*EXERCISE*
Copy the data precisely, character for character, and leave out every picture.
Start DATA ENTRIES
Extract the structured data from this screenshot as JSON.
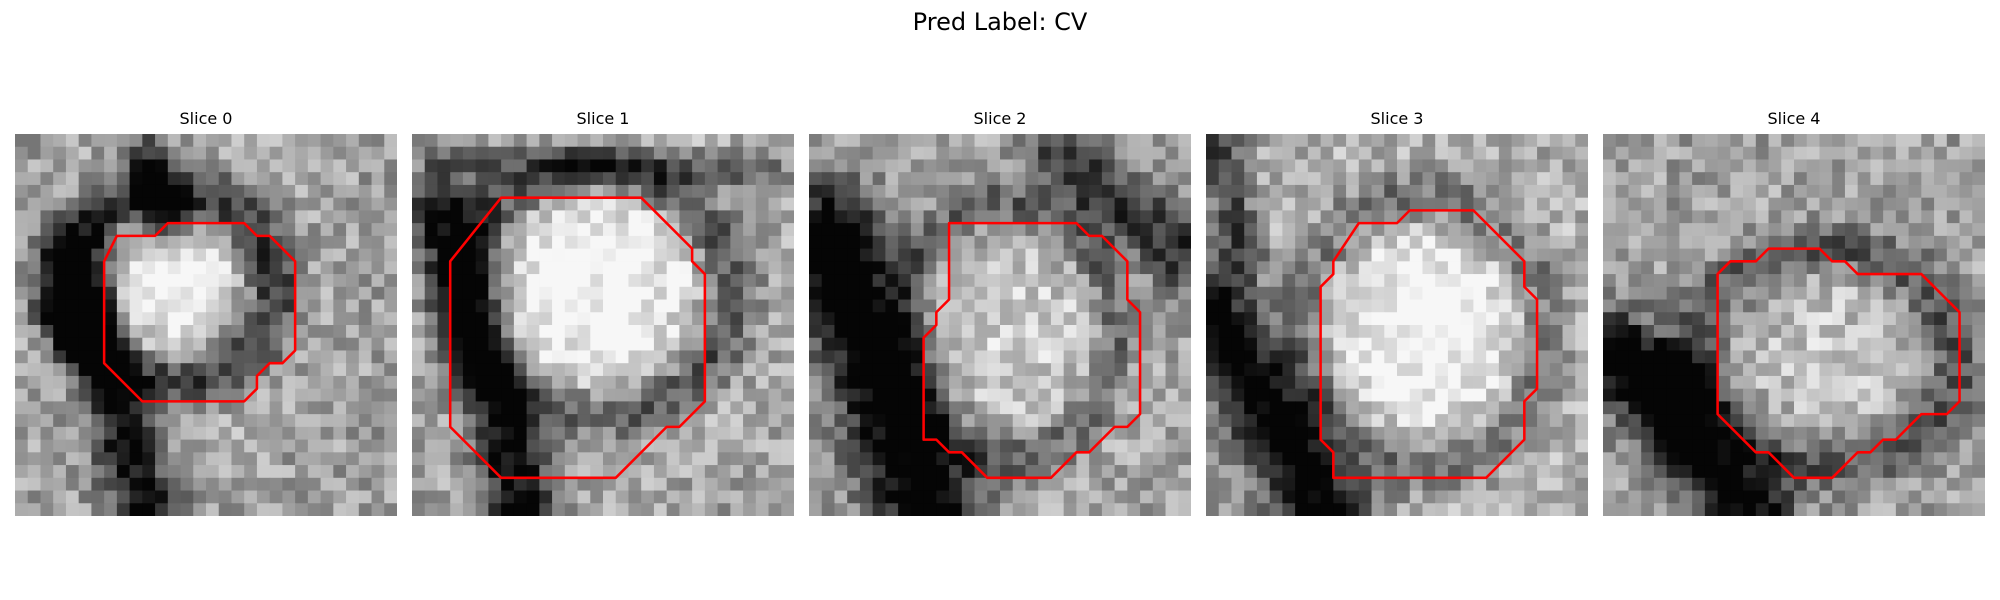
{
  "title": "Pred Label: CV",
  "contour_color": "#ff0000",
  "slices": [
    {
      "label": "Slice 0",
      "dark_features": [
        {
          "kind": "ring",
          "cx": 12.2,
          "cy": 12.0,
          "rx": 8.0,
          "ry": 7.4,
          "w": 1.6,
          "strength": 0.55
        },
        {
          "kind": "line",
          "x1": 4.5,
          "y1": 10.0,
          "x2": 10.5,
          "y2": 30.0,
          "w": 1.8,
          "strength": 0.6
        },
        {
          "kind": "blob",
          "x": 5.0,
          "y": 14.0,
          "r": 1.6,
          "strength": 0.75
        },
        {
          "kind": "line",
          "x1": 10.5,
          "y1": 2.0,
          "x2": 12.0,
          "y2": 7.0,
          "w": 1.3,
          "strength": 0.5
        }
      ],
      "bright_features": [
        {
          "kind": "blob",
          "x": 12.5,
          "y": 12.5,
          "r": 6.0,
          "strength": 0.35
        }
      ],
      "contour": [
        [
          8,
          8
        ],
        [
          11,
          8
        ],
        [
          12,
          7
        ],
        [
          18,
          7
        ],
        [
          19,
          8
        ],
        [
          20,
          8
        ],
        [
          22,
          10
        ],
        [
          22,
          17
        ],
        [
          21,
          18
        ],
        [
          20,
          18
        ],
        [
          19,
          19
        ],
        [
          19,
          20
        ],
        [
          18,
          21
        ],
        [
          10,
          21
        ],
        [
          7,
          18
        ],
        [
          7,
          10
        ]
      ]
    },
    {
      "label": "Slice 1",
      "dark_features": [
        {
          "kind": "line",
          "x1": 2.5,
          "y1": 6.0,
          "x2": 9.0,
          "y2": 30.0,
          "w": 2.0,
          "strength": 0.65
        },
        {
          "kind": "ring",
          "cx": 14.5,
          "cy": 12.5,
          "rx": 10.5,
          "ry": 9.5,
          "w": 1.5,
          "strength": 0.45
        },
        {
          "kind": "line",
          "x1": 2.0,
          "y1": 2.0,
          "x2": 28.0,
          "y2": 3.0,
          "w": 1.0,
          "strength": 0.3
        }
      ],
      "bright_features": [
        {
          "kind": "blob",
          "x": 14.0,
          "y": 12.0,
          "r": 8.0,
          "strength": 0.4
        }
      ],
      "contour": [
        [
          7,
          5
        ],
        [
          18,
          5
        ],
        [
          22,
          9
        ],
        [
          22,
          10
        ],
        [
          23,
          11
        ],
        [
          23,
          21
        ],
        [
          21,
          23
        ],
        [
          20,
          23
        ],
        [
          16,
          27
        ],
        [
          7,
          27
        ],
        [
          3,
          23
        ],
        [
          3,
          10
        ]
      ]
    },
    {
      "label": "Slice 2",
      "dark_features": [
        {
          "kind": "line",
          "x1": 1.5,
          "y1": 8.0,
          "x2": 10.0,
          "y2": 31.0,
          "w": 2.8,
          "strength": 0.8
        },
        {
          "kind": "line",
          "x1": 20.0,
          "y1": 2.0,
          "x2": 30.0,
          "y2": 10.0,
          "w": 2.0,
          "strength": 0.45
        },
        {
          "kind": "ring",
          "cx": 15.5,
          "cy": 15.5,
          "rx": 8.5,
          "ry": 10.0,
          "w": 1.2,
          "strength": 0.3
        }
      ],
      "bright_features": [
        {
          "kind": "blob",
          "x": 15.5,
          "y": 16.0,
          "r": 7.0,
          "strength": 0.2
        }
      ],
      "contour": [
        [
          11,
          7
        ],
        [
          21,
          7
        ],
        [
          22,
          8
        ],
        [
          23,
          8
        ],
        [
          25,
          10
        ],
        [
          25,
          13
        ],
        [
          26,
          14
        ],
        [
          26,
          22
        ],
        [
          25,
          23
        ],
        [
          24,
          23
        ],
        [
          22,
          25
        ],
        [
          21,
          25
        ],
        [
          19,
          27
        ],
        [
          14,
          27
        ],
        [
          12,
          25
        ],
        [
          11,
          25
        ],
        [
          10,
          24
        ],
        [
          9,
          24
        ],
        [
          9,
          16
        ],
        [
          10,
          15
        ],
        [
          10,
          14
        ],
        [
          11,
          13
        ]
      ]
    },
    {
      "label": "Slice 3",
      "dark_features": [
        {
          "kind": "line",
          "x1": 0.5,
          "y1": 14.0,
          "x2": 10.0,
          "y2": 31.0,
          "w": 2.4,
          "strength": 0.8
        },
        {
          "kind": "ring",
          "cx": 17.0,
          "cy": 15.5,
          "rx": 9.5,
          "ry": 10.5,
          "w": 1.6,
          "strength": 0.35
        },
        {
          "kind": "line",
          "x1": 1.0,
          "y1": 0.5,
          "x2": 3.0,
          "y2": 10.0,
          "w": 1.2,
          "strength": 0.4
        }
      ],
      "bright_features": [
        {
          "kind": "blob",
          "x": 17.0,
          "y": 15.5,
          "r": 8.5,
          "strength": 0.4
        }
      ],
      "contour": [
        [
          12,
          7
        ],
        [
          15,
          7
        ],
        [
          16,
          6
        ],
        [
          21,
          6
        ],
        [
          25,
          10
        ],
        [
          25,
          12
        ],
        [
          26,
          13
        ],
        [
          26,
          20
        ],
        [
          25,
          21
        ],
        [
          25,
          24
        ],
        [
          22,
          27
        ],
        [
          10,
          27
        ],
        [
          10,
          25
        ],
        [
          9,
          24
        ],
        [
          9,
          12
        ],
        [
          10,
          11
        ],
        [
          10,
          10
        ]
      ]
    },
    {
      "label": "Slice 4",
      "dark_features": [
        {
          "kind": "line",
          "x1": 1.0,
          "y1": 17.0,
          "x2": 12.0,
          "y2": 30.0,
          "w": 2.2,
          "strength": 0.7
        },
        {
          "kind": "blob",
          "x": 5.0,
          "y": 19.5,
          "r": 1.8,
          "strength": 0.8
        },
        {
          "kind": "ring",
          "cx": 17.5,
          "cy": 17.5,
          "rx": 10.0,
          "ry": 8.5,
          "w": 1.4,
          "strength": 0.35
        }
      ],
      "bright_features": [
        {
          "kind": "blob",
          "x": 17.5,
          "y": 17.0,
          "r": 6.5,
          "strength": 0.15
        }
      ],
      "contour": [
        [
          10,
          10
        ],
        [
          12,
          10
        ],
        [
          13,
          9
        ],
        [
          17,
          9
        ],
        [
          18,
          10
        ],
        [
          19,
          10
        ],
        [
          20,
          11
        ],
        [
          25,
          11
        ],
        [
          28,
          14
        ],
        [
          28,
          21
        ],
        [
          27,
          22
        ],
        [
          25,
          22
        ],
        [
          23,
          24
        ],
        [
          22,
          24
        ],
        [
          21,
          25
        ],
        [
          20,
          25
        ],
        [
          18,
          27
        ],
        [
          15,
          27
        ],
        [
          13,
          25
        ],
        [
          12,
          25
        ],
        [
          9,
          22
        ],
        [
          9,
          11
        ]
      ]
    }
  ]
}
End DATA ENTRIES
*FINAL RESULT*
Extract the structured data from this screenshot as JSON.
{
  "title": "Pred Label: CV",
  "contour_color": "#ff0000",
  "slices": [
    {
      "label": "Slice 0",
      "dark_features": [
        {
          "kind": "ring",
          "cx": 12.2,
          "cy": 12.0,
          "rx": 8.0,
          "ry": 7.4,
          "w": 1.6,
          "strength": 0.55
        },
        {
          "kind": "line",
          "x1": 4.5,
          "y1": 10.0,
          "x2": 10.5,
          "y2": 30.0,
          "w": 1.8,
          "strength": 0.6
        },
        {
          "kind": "blob",
          "x": 5.0,
          "y": 14.0,
          "r": 1.6,
          "strength": 0.75
        },
        {
          "kind": "line",
          "x1": 10.5,
          "y1": 2.0,
          "x2": 12.0,
          "y2": 7.0,
          "w": 1.3,
          "strength": 0.5
        }
      ],
      "bright_features": [
        {
          "kind": "blob",
          "x": 12.5,
          "y": 12.5,
          "r": 6.0,
          "strength": 0.35
        }
      ],
      "contour": [
        [
          8,
          8
        ],
        [
          11,
          8
        ],
        [
          12,
          7
        ],
        [
          18,
          7
        ],
        [
          19,
          8
        ],
        [
          20,
          8
        ],
        [
          22,
          10
        ],
        [
          22,
          17
        ],
        [
          21,
          18
        ],
        [
          20,
          18
        ],
        [
          19,
          19
        ],
        [
          19,
          20
        ],
        [
          18,
          21
        ],
        [
          10,
          21
        ],
        [
          7,
          18
        ],
        [
          7,
          10
        ]
      ]
    },
    {
      "label": "Slice 1",
      "dark_features": [
        {
          "kind": "line",
          "x1": 2.5,
          "y1": 6.0,
          "x2": 9.0,
          "y2": 30.0,
          "w": 2.0,
          "strength": 0.65
        },
        {
          "kind": "ring",
          "cx": 14.5,
          "cy": 12.5,
          "rx": 10.5,
          "ry": 9.5,
          "w": 1.5,
          "strength": 0.45
        },
        {
          "kind": "line",
          "x1": 2.0,
          "y1": 2.0,
          "x2": 28.0,
          "y2": 3.0,
          "w": 1.0,
          "strength": 0.3
        }
      ],
      "bright_features": [
        {
          "kind": "blob",
          "x": 14.0,
          "y": 12.0,
          "r": 8.0,
          "strength": 0.4
        }
      ],
      "contour": [
        [
          7,
          5
        ],
        [
          18,
          5
        ],
        [
          22,
          9
        ],
        [
          22,
          10
        ],
        [
          23,
          11
        ],
        [
          23,
          21
        ],
        [
          21,
          23
        ],
        [
          20,
          23
        ],
        [
          16,
          27
        ],
        [
          7,
          27
        ],
        [
          3,
          23
        ],
        [
          3,
          10
        ]
      ]
    },
    {
      "label": "Slice 2",
      "dark_features": [
        {
          "kind": "line",
          "x1": 1.5,
          "y1": 8.0,
          "x2": 10.0,
          "y2": 31.0,
          "w": 2.8,
          "strength": 0.8
        },
        {
          "kind": "line",
          "x1": 20.0,
          "y1": 2.0,
          "x2": 30.0,
          "y2": 10.0,
          "w": 2.0,
          "strength": 0.45
        },
        {
          "kind": "ring",
          "cx": 15.5,
          "cy": 15.5,
          "rx": 8.5,
          "ry": 10.0,
          "w": 1.2,
          "strength": 0.3
        }
      ],
      "bright_features": [
        {
          "kind": "blob",
          "x": 15.5,
          "y": 16.0,
          "r": 7.0,
          "strength": 0.2
        }
      ],
      "contour": [
        [
          11,
          7
        ],
        [
          21,
          7
        ],
        [
          22,
          8
        ],
        [
          23,
          8
        ],
        [
          25,
          10
        ],
        [
          25,
          13
        ],
        [
          26,
          14
        ],
        [
          26,
          22
        ],
        [
          25,
          23
        ],
        [
          24,
          23
        ],
        [
          22,
          25
        ],
        [
          21,
          25
        ],
        [
          19,
          27
        ],
        [
          14,
          27
        ],
        [
          12,
          25
        ],
        [
          11,
          25
        ],
        [
          10,
          24
        ],
        [
          9,
          24
        ],
        [
          9,
          16
        ],
        [
          10,
          15
        ],
        [
          10,
          14
        ],
        [
          11,
          13
        ]
      ]
    },
    {
      "label": "Slice 3",
      "dark_features": [
        {
          "kind": "line",
          "x1": 0.5,
          "y1": 14.0,
          "x2": 10.0,
          "y2": 31.0,
          "w": 2.4,
          "strength": 0.8
        },
        {
          "kind": "ring",
          "cx": 17.0,
          "cy": 15.5,
          "rx": 9.5,
          "ry": 10.5,
          "w": 1.6,
          "strength": 0.35
        },
        {
          "kind": "line",
          "x1": 1.0,
          "y1": 0.5,
          "x2": 3.0,
          "y2": 10.0,
          "w": 1.2,
          "strength": 0.4
        }
      ],
      "bright_features": [
        {
          "kind": "blob",
          "x": 17.0,
          "y": 15.5,
          "r": 8.5,
          "strength": 0.4
        }
      ],
      "contour": [
        [
          12,
          7
        ],
        [
          15,
          7
        ],
        [
          16,
          6
        ],
        [
          21,
          6
        ],
        [
          25,
          10
        ],
        [
          25,
          12
        ],
        [
          26,
          13
        ],
        [
          26,
          20
        ],
        [
          25,
          21
        ],
        [
          25,
          24
        ],
        [
          22,
          27
        ],
        [
          10,
          27
        ],
        [
          10,
          25
        ],
        [
          9,
          24
        ],
        [
          9,
          12
        ],
        [
          10,
          11
        ],
        [
          10,
          10
        ]
      ]
    },
    {
      "label": "Slice 4",
      "dark_features": [
        {
          "kind": "line",
          "x1": 1.0,
          "y1": 17.0,
          "x2": 12.0,
          "y2": 30.0,
          "w": 2.2,
          "strength": 0.7
        },
        {
          "kind": "blob",
          "x": 5.0,
          "y": 19.5,
          "r": 1.8,
          "strength": 0.8
        },
        {
          "kind": "ring",
          "cx": 17.5,
          "cy": 17.5,
          "rx": 10.0,
          "ry": 8.5,
          "w": 1.4,
          "strength": 0.35
        }
      ],
      "bright_features": [
        {
          "kind": "blob",
          "x": 17.5,
          "y": 17.0,
          "r": 6.5,
          "strength": 0.15
        }
      ],
      "contour": [
        [
          10,
          10
        ],
        [
          12,
          10
        ],
        [
          13,
          9
        ],
        [
          17,
          9
        ],
        [
          18,
          10
        ],
        [
          19,
          10
        ],
        [
          20,
          11
        ],
        [
          25,
          11
        ],
        [
          28,
          14
        ],
        [
          28,
          21
        ],
        [
          27,
          22
        ],
        [
          25,
          22
        ],
        [
          23,
          24
        ],
        [
          22,
          24
        ],
        [
          21,
          25
        ],
        [
          20,
          25
        ],
        [
          18,
          27
        ],
        [
          15,
          27
        ],
        [
          13,
          25
        ],
        [
          12,
          25
        ],
        [
          9,
          22
        ],
        [
          9,
          11
        ]
      ]
    }
  ]
}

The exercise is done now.